**ROWS:**

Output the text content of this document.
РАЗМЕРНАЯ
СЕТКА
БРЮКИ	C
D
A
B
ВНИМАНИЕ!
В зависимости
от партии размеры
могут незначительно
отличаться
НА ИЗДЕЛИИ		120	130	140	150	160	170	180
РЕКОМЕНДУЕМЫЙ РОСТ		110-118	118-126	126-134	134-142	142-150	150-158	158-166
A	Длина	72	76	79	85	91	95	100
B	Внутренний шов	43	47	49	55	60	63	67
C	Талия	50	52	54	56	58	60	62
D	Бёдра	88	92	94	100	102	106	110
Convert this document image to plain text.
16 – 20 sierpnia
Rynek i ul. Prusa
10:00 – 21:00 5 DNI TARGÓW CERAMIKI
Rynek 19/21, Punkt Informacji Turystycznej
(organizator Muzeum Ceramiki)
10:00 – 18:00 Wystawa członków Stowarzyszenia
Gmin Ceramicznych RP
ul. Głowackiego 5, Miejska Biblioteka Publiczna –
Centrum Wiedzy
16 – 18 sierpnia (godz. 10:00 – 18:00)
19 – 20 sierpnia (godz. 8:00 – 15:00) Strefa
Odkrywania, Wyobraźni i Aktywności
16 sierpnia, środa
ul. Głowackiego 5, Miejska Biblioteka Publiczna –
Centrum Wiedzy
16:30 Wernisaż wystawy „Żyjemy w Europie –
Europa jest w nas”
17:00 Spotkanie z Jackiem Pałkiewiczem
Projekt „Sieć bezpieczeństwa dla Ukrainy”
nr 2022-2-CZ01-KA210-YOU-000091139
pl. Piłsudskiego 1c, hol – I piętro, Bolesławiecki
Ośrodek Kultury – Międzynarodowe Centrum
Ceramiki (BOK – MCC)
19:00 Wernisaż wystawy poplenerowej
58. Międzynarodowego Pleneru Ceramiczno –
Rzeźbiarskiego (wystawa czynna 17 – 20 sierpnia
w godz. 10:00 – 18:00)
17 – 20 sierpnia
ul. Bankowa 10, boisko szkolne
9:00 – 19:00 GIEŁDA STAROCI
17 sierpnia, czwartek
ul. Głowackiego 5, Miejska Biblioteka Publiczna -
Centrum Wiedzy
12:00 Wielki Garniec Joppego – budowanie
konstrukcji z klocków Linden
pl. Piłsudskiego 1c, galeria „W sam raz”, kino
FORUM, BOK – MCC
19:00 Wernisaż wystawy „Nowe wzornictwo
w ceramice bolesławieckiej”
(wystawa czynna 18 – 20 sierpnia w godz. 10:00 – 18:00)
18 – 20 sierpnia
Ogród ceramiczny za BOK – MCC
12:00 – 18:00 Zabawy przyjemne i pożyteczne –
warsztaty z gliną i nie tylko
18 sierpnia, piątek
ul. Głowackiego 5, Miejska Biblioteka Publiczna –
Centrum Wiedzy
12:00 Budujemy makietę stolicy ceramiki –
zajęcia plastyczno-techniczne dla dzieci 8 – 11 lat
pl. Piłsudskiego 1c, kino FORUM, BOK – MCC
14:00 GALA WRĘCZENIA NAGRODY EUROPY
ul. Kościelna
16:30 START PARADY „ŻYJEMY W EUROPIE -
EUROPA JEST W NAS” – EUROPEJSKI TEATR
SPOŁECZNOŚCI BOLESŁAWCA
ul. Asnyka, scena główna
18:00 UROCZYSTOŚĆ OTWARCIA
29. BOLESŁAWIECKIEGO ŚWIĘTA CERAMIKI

**TASK DESCRIPTION:**
Check every line for "czynna" and show the ones that have it.

**SOLUTION BELOW:**
Rzeźbiarskiego (wystawa czynna 17 – 20 sierpnia
(wystawa czynna 18 – 20 sierpnia w godz. 10:00 – 18:00)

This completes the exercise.